▶ Goal:
Gather up the lines with the word "Retorno" in them.

[Entries taken from a collection]
(begin)
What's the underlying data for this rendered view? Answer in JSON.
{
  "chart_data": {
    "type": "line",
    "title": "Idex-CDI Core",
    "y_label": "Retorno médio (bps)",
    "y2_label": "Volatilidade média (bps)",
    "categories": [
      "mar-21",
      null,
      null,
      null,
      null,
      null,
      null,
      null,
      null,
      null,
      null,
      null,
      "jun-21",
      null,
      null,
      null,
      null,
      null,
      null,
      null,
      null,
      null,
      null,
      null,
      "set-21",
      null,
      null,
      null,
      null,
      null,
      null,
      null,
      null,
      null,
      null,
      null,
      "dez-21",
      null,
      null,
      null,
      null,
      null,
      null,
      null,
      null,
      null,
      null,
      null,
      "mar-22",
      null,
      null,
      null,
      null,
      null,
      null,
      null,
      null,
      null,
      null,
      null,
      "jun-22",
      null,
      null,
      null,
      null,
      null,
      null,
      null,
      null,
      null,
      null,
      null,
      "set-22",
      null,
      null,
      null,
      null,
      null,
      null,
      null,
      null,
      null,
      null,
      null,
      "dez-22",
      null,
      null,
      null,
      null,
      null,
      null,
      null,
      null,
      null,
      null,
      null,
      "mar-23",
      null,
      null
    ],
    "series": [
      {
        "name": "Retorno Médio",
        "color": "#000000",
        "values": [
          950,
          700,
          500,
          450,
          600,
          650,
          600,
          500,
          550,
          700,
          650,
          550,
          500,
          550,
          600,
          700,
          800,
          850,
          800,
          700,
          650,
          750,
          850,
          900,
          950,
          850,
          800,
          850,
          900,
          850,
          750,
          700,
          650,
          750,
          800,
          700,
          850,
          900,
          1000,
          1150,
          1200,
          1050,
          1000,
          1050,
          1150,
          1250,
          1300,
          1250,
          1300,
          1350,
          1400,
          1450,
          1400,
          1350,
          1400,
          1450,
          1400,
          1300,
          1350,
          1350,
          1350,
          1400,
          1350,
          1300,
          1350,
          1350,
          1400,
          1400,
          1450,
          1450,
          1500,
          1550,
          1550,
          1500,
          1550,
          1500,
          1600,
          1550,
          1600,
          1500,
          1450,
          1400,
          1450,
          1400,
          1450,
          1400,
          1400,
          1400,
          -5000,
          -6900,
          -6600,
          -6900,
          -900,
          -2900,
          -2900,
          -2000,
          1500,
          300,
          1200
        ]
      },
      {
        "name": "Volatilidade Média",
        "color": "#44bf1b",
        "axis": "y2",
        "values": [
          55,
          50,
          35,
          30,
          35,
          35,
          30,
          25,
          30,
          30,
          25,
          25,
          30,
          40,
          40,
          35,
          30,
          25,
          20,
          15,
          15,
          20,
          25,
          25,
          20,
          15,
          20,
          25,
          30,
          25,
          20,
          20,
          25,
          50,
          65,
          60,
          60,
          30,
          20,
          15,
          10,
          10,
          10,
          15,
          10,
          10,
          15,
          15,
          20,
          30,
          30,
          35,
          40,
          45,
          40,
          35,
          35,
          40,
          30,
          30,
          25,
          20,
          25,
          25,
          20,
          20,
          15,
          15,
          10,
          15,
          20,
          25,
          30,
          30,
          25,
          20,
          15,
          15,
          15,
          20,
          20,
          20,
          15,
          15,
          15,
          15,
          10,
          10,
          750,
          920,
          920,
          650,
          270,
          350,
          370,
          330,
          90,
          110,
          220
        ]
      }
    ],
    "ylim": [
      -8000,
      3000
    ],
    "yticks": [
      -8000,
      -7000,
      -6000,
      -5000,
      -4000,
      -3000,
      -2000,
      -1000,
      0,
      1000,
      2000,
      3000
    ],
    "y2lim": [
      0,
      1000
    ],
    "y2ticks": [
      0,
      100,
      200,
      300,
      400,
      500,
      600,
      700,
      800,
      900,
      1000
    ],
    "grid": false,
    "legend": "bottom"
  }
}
(end)
▶ Answer to the task:
    "y_label": "Retorno médio (bps)",
        "name": "Retorno Médio",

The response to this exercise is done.